EXCERPT
***

So that headline got your attention quickly! It was a shameless ploy to get you to read at least these first few sentences — and it obviously worked. The point is that just as you flipped through the pages of SDM or scanned the headlines on your favorite industry website, when you came across the headline above it had stopping power. Whether you’re a security dealer exhibiting at a home show, a systems integrator exhibiting at a vertical market show such as retail, or a manufacturer exhibiting at an industry show, your exhibit should do the same, while maintaining a level of decorum that reflects your company’s branding proposition and messaging.
And speaking of decorum, let me get this out of the way now: the employment of “show babes” seems to be a given at almost every industry trade show I’ve ever attended, but I assure you that the majority of interest they generate has little if any effect on real business activities. On the other hand, slapping a few products into a rack with nothing more than signage and company logos isn’t going to do the trick either. The fact is that trade show preparation needs to be a strategic marketing task that requires planning, creativity and a commitment to execution.
Size Doesn’t Matter
(Noted — this was shameless ploy No. 2). Before I joined Samsung, I worked with several smaller professional security companies that didn’t have the luxury (or budget) to imprint a massive footprint on any show floor. The key was to employ mechanisms that increased show floor visibility as best as possible within the constraints of the exhibit space, be it a 10 x 20 ft. booth or even a 10 x 10 ft. space. The trick is to make most effective use of your prime exposure areas to capture the attention of show attendees facing the highest traffic aisles. This includes the use of engaging headers and dynamic visual display materials. The quantity of information you display is a critical factor as well. The most common temptation is to cram as much info into an exhibit as possible, but the problem then becomes lack of focus — both visually and cognitively — which will cause people to walk right past your exhibit.
The key is to be focused. What is the one most important message you want potential customers to see or perceive when they first see your exhibit? Is it a corporate-themed message, a specific new product offering, a service? This is probably the first question you should ask of your peers and management the very first time you meet to discuss your exhibit. Focus on the one most important thing that you want to convey to show attendees. Once this is defined, it’s amazing how things will fall into place and creative ideas will start flowing on how to best communicate your message.
Before you look to identify your focal messaging point, it’s best to start by reaffirming your company’s core attributes with management:
1. Define the core performance and value advantages that your company and products and/or services deliver.
2. Define their key differentiators in terms of innovation, depth of offerings, and/or leadership position.
This may seem to be a simple exercise for management and marketing personnel all working together every day in the same company, but you’ll be surprised just how difficult it may be to get people to commit to key positioning points and messaging. Without this consensus, you’ll be fighting an uphill battle long before the show even opens. Push this agenda to define core attributes and messaging points and you’ll achieve better overall results with a unified and focused team effort.

***

ENTRIES SUPPLIED
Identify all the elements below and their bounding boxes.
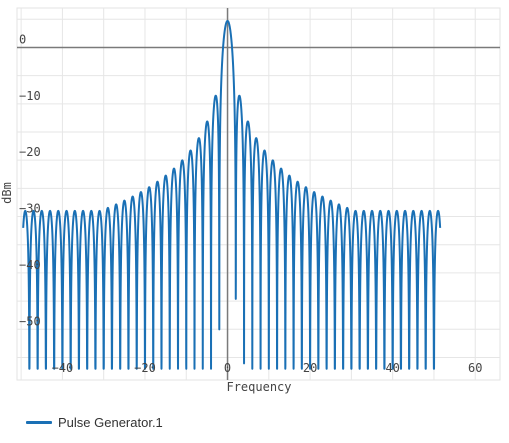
y-tick-label: 0 bbox=[19, 32, 26, 46]
legend-label: Pulse Generator.1 bbox=[58, 415, 163, 430]
y-tick-label: −50 bbox=[19, 314, 41, 328]
legend-swatch bbox=[26, 421, 52, 424]
zero-axis-lines bbox=[17, 8, 500, 380]
plot-frame bbox=[16, 7, 501, 381]
x-tick-label: −20 bbox=[134, 361, 156, 375]
legend[interactable]: Pulse Generator.1 bbox=[26, 415, 163, 430]
series-layer bbox=[22, 19, 442, 370]
x-tick-label: −40 bbox=[52, 361, 74, 375]
x-tick-label: 60 bbox=[468, 361, 482, 375]
y-tick-label: −40 bbox=[19, 258, 41, 272]
y-axis-title: dBm bbox=[0, 182, 14, 204]
tick-labels: −40 −20 0 20 40 60 0 −10 −20 −30 −40 −50 bbox=[19, 32, 482, 375]
grid bbox=[16, 7, 501, 381]
y-tick-label: −10 bbox=[19, 89, 41, 103]
x-axis-title: Frequency bbox=[226, 380, 291, 394]
x-tick-label: 40 bbox=[385, 361, 399, 375]
y-tick-label: −30 bbox=[19, 202, 41, 216]
x-tick-label: 0 bbox=[224, 361, 231, 375]
x-tick-label: 20 bbox=[303, 361, 317, 375]
series-line bbox=[22, 19, 442, 370]
y-tick-label: −20 bbox=[19, 145, 41, 159]
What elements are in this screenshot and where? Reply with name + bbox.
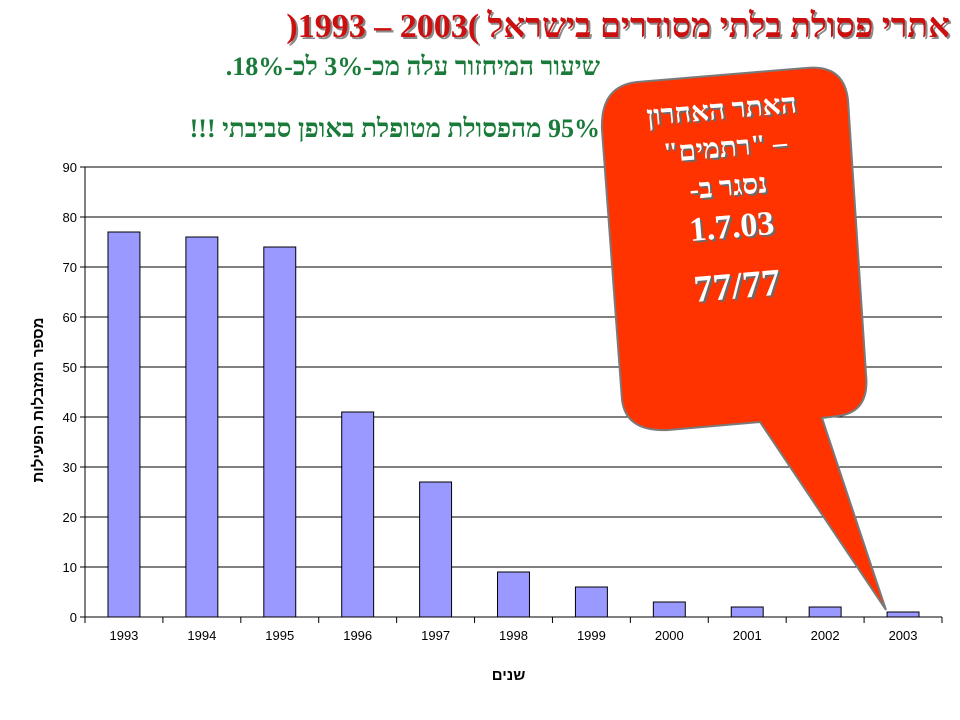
y-tick-label: 40 (63, 410, 77, 425)
recycling-rate-text: שיעור המיחזור עלה מכ-3% לכ-18%. (225, 52, 600, 81)
x-tick-label: 1997 (421, 628, 450, 643)
bar-1997 (419, 481, 453, 618)
x-tick-label: 1993 (109, 628, 138, 643)
x-tick-label: 2002 (811, 628, 840, 643)
y-tick-label: 80 (63, 210, 77, 225)
callout-bubble-shape (600, 66, 887, 611)
y-tick-label: 0 (70, 610, 77, 625)
slide-title: אתרי פסולת בלתי מסודרים בישראל )2003 – 1… (286, 8, 950, 45)
y-axis-label: מספר המזבלות הפעילות (30, 318, 47, 483)
x-tick-label: 1994 (187, 628, 216, 643)
y-tick-label: 10 (63, 560, 77, 575)
x-tick-label: 2003 (889, 628, 918, 643)
x-tick-label: 1999 (577, 628, 606, 643)
y-tick-label: 90 (63, 160, 77, 175)
bar-1995 (263, 246, 297, 618)
x-tick-label: 2001 (733, 628, 762, 643)
chart-axes (80, 166, 943, 623)
chart-bars (107, 231, 920, 618)
y-tick-label: 20 (63, 510, 77, 525)
x-tick-label: 1998 (499, 628, 528, 643)
y-tick-label: 70 (63, 260, 77, 275)
bar-1998 (497, 571, 530, 618)
y-tick-labels: 0 10 20 30 40 50 60 70 80 90 (63, 160, 77, 625)
callout-text: האתר האחרון – "רתמים" נסגר ב- 1.7.03 77/… (590, 81, 868, 323)
x-tick-label: 2000 (655, 628, 684, 643)
bar-1999 (574, 586, 608, 618)
x-tick-label: 1995 (265, 628, 294, 643)
x-tick-label: 1996 (343, 628, 372, 643)
y-tick-label: 50 (63, 360, 77, 375)
y-tick-label: 30 (63, 460, 77, 475)
bar-1993 (107, 231, 141, 618)
bar-1996 (341, 411, 375, 618)
x-axis-label: שנים (492, 667, 526, 684)
environmental-treatment-text: 95% מהפסולת מטופלת באופן סביבתי !!! (189, 114, 600, 143)
y-tick-label: 60 (63, 310, 77, 325)
bar-1994 (185, 236, 219, 618)
x-tick-labels: 1993 1994 1995 1996 1997 1998 1999 2000 2001 2002… (109, 628, 917, 643)
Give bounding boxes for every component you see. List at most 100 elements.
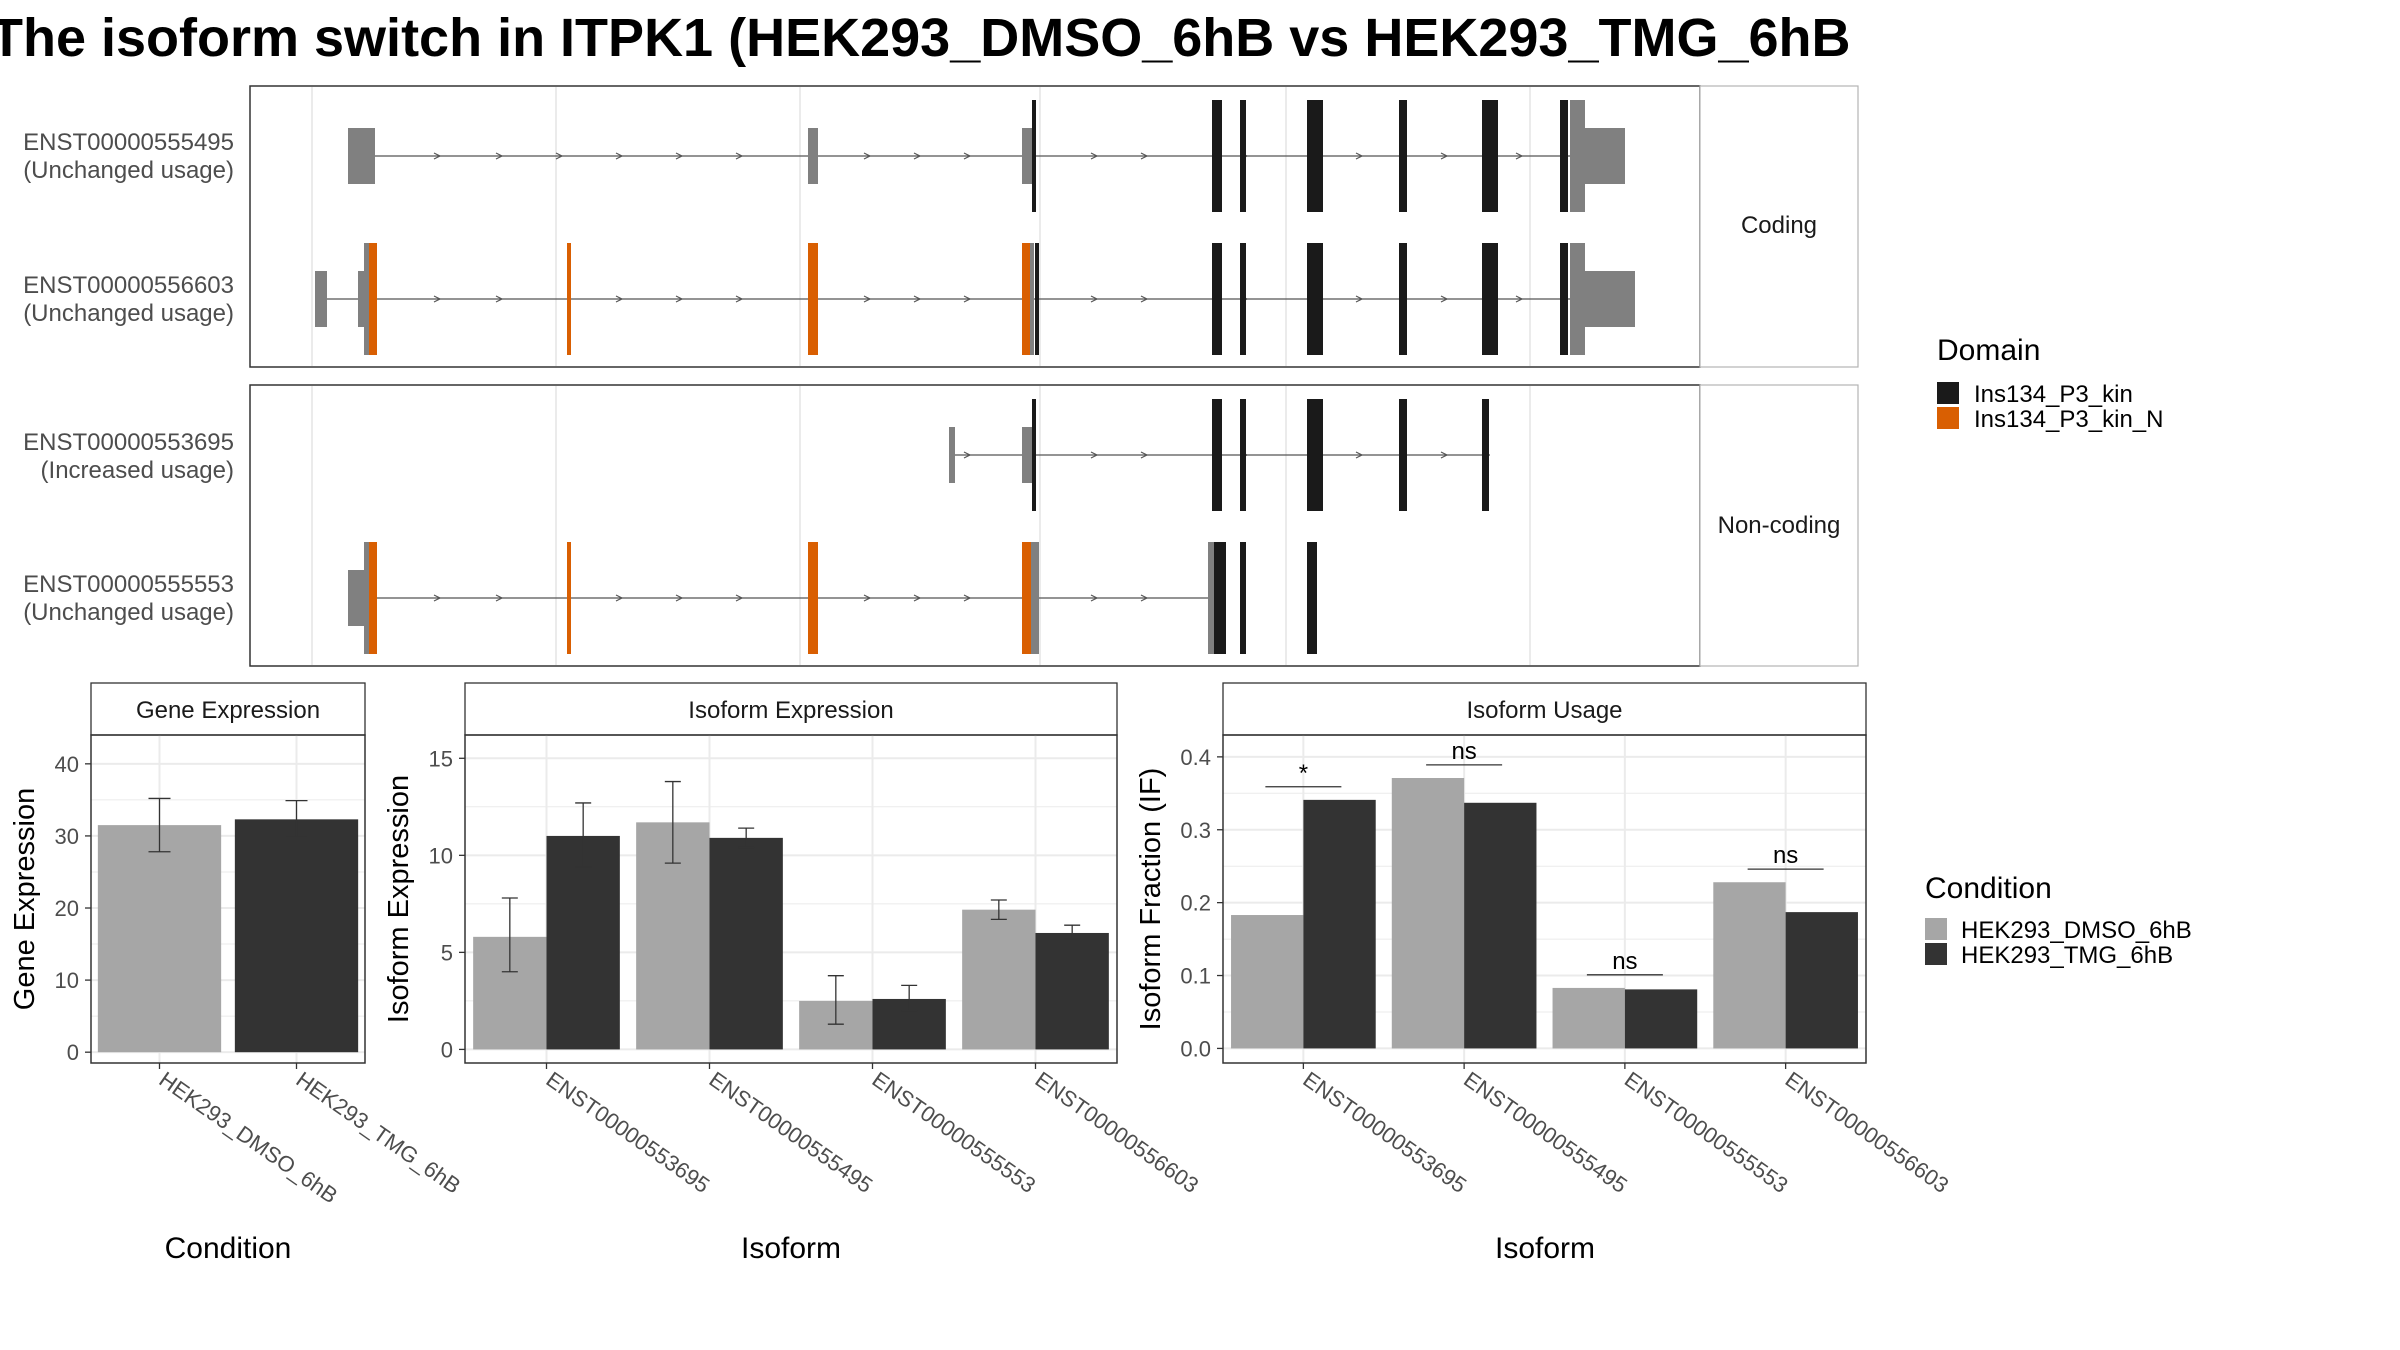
exon-domain-kin [1307, 542, 1317, 654]
domain-legend: Domain Ins134_P3_kin Ins134_P3_kin_N [1937, 334, 2163, 433]
bar [1035, 932, 1109, 1050]
strand-arrow [1515, 295, 1524, 303]
exon-utr [1585, 128, 1625, 184]
strand-arrow [963, 295, 972, 303]
facet-non-coding: Non-coding ENST00000553695 (Increased us… [23, 384, 1859, 667]
y-tick-label: 0.4 [1180, 745, 1211, 770]
exon-utr [348, 128, 375, 184]
exon-utr [1585, 271, 1635, 327]
exon-domain-kin [1240, 542, 1246, 654]
strand-arrow [615, 295, 624, 303]
strand-arrow [1515, 152, 1524, 160]
strand-arrow [615, 152, 624, 160]
exon-utr [364, 243, 372, 355]
condition-legend-swatch [1925, 943, 1947, 965]
exon-domain-kin [1399, 399, 1407, 511]
strand-arrow [433, 152, 442, 160]
isoform-label-usage: (Increased usage) [41, 457, 234, 484]
exon-domain-kin-n [567, 542, 571, 654]
exon-utr [348, 570, 364, 626]
y-tick-label: 5 [441, 940, 453, 965]
isoform-track [315, 243, 1635, 355]
bar-panel-3: Isoform Usage 0.0 0.1 0.2 0.3 0.4 * ENST0000055… [1135, 682, 1953, 1265]
exon-utr [1570, 243, 1585, 355]
facet-coding: Coding ENST00000555495 (Unchanged usage)… [23, 85, 1859, 368]
bar-panel-2: Isoform Expression051015ENST00000553695E… [383, 682, 1204, 1265]
strand-arrow [1090, 594, 1099, 602]
exon-domain-kin [1214, 542, 1226, 654]
facet-non-coding-panel [249, 384, 1701, 667]
isoform-label-usage: (Unchanged usage) [23, 599, 234, 626]
strand-arrow [913, 594, 922, 602]
strand-arrow [433, 295, 442, 303]
y-tick-label: 0.0 [1180, 1036, 1211, 1061]
bar [234, 819, 359, 1053]
isoform-structure-panel: Coding ENST00000555495 (Unchanged usage)… [23, 85, 2163, 667]
domain-legend-swatch [1937, 382, 1959, 404]
y-tick-label: 10 [429, 843, 453, 868]
condition-legend-title: Condition [1925, 872, 2052, 905]
strand-arrow [675, 152, 684, 160]
exon-domain-kin-n [567, 243, 571, 355]
exon-utr [1570, 100, 1585, 212]
exon-utr [808, 128, 818, 184]
exon-domain-kin [1560, 100, 1568, 212]
exon-utr [1030, 243, 1034, 355]
exon-domain-kin [1032, 399, 1036, 511]
panel-strip [464, 682, 1118, 736]
exon-domain-kin-n [808, 542, 818, 654]
condition-legend-label: HEK293_TMG_6hB [1961, 942, 2173, 969]
strand-arrow [735, 152, 744, 160]
exon-domain-kin [1035, 243, 1039, 355]
strand-arrow [1355, 295, 1364, 303]
exon-utr [315, 271, 327, 327]
exon-domain-kin [1560, 243, 1568, 355]
bar [1552, 987, 1625, 1049]
strand-arrow [1090, 451, 1099, 459]
isoform-label-usage: (Unchanged usage) [23, 300, 234, 327]
isoform-track [348, 542, 1317, 654]
bar [546, 835, 620, 1050]
exon-domain-kin [1307, 243, 1323, 355]
strand-arrow [913, 295, 922, 303]
isoform-label-usage: (Unchanged usage) [23, 157, 234, 184]
exon-utr [1208, 542, 1214, 654]
significance-label: * [1299, 760, 1308, 787]
panel-strip [1222, 682, 1867, 736]
strand-arrow [1090, 295, 1099, 303]
strand-arrow [495, 152, 504, 160]
strand-arrow [1140, 295, 1149, 303]
bar [1713, 882, 1786, 1049]
x-tick-label: ENST00000556603 [1031, 1067, 1204, 1198]
x-axis-title: Isoform [741, 1232, 841, 1265]
strand-arrow [735, 594, 744, 602]
x-tick-label: ENST00000555553 [1620, 1067, 1793, 1198]
exon-domain-kin [1212, 243, 1222, 355]
strand-arrow [1140, 451, 1149, 459]
domain-legend-swatch [1937, 407, 1959, 429]
domain-legend-label: Ins134_P3_kin_N [1974, 406, 2163, 433]
strand-arrow [1090, 152, 1099, 160]
exon-domain-kin [1482, 399, 1489, 511]
isoform-track [949, 399, 1490, 511]
bar [1303, 799, 1376, 1049]
y-tick-label: 0.1 [1180, 964, 1211, 989]
y-tick-label: 0 [67, 1040, 79, 1065]
x-axis-title: Isoform [1495, 1232, 1595, 1265]
exon-domain-kin-n [369, 542, 377, 654]
strand-arrow [555, 152, 564, 160]
facet-non-coding-strip [1699, 384, 1859, 667]
y-tick-label: 0.3 [1180, 818, 1211, 843]
exon-domain-kin [1212, 399, 1222, 511]
isoform-label-id: ENST00000553695 [23, 429, 234, 456]
exon-domain-kin [1240, 100, 1246, 212]
bar [1231, 915, 1304, 1049]
strand-arrow [963, 451, 972, 459]
exon-utr [358, 271, 365, 327]
strand-arrow [495, 295, 504, 303]
bar [962, 909, 1036, 1050]
exon-domain-kin [1399, 243, 1407, 355]
exon-domain-kin-n [369, 243, 377, 355]
isoform-label-id: ENST00000555495 [23, 129, 234, 156]
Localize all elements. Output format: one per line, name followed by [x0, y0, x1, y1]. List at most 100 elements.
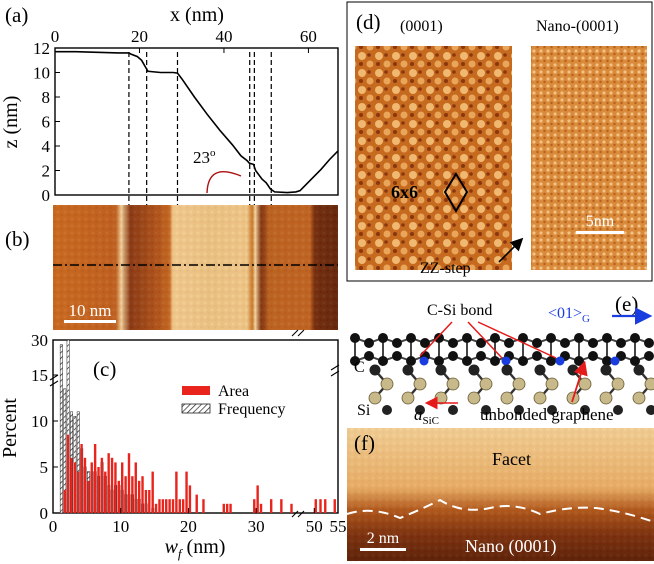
sic-carbon-atom	[613, 405, 623, 415]
sic-carbon-atom	[600, 364, 612, 376]
area-bar	[222, 503, 225, 513]
area-bar	[202, 499, 205, 513]
carbon-atom	[602, 333, 612, 343]
x-tick-label: 10	[112, 517, 129, 536]
area-bar	[104, 471, 107, 513]
area-bar	[171, 499, 175, 513]
x-tick-label: 60	[300, 27, 317, 46]
carbon-atom	[546, 333, 556, 343]
x-tick-label: 0	[51, 27, 60, 46]
silicon-atom	[446, 377, 460, 391]
panel-d-scalebar-label: 5nm	[586, 213, 615, 230]
area-bar	[114, 462, 117, 513]
area-bar	[70, 457, 73, 513]
area-bar	[290, 503, 293, 513]
carbon-atom	[364, 338, 374, 348]
area-bar	[87, 480, 90, 513]
panel-d-stm-images: (d) (0001) Nano-(0001) 6x6 5nm ZZ-step	[346, 1, 653, 282]
sic-carbon-atom	[468, 364, 480, 376]
sic-carbon-atom	[481, 405, 491, 415]
x-tick-label: 50	[306, 517, 323, 536]
y-tick-label: 0	[40, 504, 49, 523]
area-bar	[127, 453, 131, 513]
carbon-atom	[588, 338, 598, 348]
silicon-atom	[401, 391, 415, 405]
bonded-carbon-atom	[419, 356, 429, 366]
area-bar	[333, 499, 336, 513]
frequency-bar	[59, 344, 63, 514]
panel-a-label: (a)	[5, 3, 28, 27]
stm-left-image	[355, 46, 512, 270]
legend-area-label: Area	[218, 383, 249, 400]
sic-carbon-atom	[633, 364, 645, 376]
area-bar	[280, 499, 283, 513]
silicon-atom	[578, 377, 592, 391]
carbon-atom	[630, 333, 640, 343]
panel-a-line-chart: (a) x (nm) z (nm) 0 20 40 60 0 2 4 6 8 10 12 23o	[0, 3, 339, 300]
area-bar	[151, 471, 154, 513]
y-tick-label: 5	[40, 458, 49, 477]
si-label: Si	[357, 402, 371, 419]
carbon-atom	[434, 356, 444, 366]
legend-area-swatch	[182, 386, 210, 395]
panel-c-xlabel: wf (nm)	[165, 536, 226, 561]
sic-carbon-atom	[501, 364, 513, 376]
panel-d-scalebar	[576, 231, 624, 234]
panel-c-ylabel: Percent	[0, 398, 21, 458]
area-bar	[256, 485, 259, 513]
panel-b-afm-image: 10 nm (b)	[5, 205, 338, 330]
unbonded-arrow	[571, 360, 588, 403]
carbon-atom	[448, 351, 458, 361]
silicon-atom	[545, 377, 559, 391]
sic-layer	[368, 364, 654, 415]
carbon-atom	[406, 333, 416, 343]
panel-b-label: (b)	[5, 227, 30, 251]
carbon-atom	[518, 333, 528, 343]
angle-annotation: 23o	[193, 147, 216, 167]
sic-carbon-atom	[646, 405, 654, 415]
y-tick-label: 8	[42, 88, 51, 107]
carbon-atom	[350, 356, 360, 366]
nano-label: Nano (0001)	[465, 536, 556, 557]
area-bar	[225, 503, 229, 513]
carbon-atom	[490, 356, 500, 366]
silicon-atom	[368, 391, 382, 405]
area-bar	[134, 462, 137, 513]
y-tick-label: 10	[31, 412, 48, 431]
graphene-bond-top	[354, 336, 650, 345]
sic-carbon-atom	[534, 364, 546, 376]
sic-carbon-atom	[514, 405, 524, 415]
y-tick-label: 2	[42, 162, 51, 181]
carbon-atom	[602, 356, 612, 366]
sic-carbon-atom	[382, 405, 392, 415]
area-bar	[253, 499, 256, 513]
carbon-atom	[420, 338, 430, 348]
carbon-atom	[392, 338, 402, 348]
area-bar	[175, 471, 178, 513]
area-bar	[137, 480, 141, 513]
x-tick-label: 20	[131, 27, 148, 46]
unit-cell-diamond	[443, 172, 469, 213]
bonded-carbon-atom	[501, 356, 511, 366]
silicon-atom	[479, 377, 493, 391]
panel-b-scalebar	[64, 320, 116, 323]
area-bar	[80, 444, 83, 513]
panel-d-label: (d)	[356, 10, 381, 34]
area-bar	[66, 434, 70, 513]
panel-a-xlabel: x (nm)	[170, 4, 224, 26]
panel-f-label: (f)	[354, 431, 375, 455]
area-bar	[319, 499, 322, 513]
panel-a-frame	[54, 47, 339, 196]
carbon-atom	[364, 351, 374, 361]
carbon-atom	[574, 333, 584, 343]
carbon-atom	[588, 351, 598, 361]
panel-d-left-title: (0001)	[400, 18, 443, 35]
area-bar	[158, 499, 161, 513]
carbon-atom	[532, 338, 542, 348]
area-bar	[314, 499, 317, 513]
silicon-atom	[599, 391, 613, 405]
area-bar	[131, 476, 134, 513]
silicon-atom	[512, 377, 526, 391]
y-tick-label: 0	[42, 186, 51, 205]
area-bar	[83, 457, 87, 513]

***

WRITTEN INSTRUCTION 1
According to the trade show article, what is the most common temptation when preparing an exhibit?
WRITTEN INSTRUCTION 2
Transcribe the trade show article starting at "The key is to" and ending at "and/or services deliver.".
WRITTEN INSTRUCTION 3
Pick up the trade show article after its last sentence and continue it.
The material shown above is separate from the trade show article.

EXPECTED OUTPUT 1
To cram as much information into an exhibit as possible.

EXPECTED OUTPUT 2
The key is to be focused. What is the one most important message you want potential customers to see or perceive when they first see your exhibit? Is it a corporate-themed message, a specific new product offering, a service? This is probably the first question you should ask of your peers and management the very first time you meet to discuss your exhibit. Focus on the one most important thing that you want to convey to show attendees. Once this is defined, it’s amazing how things will fall into place and creative ideas will start flowing on how to best communicate your message.
Before you look to identify your focal messaging point, it’s best to start by reaffirming your company’s core attributes with management:
1. Define the core performance and value advantages that your company and products and/or services deliver.

EXPECTED OUTPUT 3
Envision What Your Prospects Want to See
There are numerous reasons why people attend trade shows. I recently read an independent study that placed trade show attendance as the most valuable source of new product information for security professionals. This study reaffirms the need to remain highly focused on what prospective buyers want to see from your company when designing your display. If you’re selling cameras, show them why they are better — whether it be through demonstrations to highlight resolution, low-light performance, distance, ruggedness, etc., and put it up front and center.
Another important consideration is the education factor that your display offers show attendees. Strive to tell attendees something new. Even if you don’t have a new introduction, freshen up your messaging with a new angle. Then provide the resources to educate prospects so that you become their benchmark for comparison with competitive solutions. Simply stating that you have something “new” also won’t cut it on its own merits. It may do the trick to solicit conversations with existing customers, but you don’t need to undertake the resources and expense of a trade show to talk to people you already have an open line of communications with. You want to develop new business opportunities. Walking away from a show with hot leads is the true measure of success for trade show participation.
Highlighting your technology partners is a great way to demonstrate technology savvy. Very few (if any) companies offer a truly turnkey solution that delivers everything you need for professional security applications. Be it brackets, power supplies, routers, software, cabling — show potential buyers how you’re working with reputable partners to make their purchases easier and trouble free. Consider displaying information or demonstrations of recent integrations or projects that you have worked on together with your partners that illustrates the synergies between your technologies and provides a proven solution to a common challenge.Having your key partners represented in your exhibit is a great way to build greater customer confidence.
Another proven way to attract attendees’ attention is to speak directly to their application. This has its pros and cons as virtually every vertical market has security needs. But there are some vertical markets that are trending more than others, such as education and municipal surveillance. The key is to know the demographics of the people attending the shows you participate in, and pair your technologies and solutions to their vertical market challenges. Demonstrating expertise in specific verticals can be a real deal closer by eliminating the potential buyer’s apprehension with proven performance and success case histories.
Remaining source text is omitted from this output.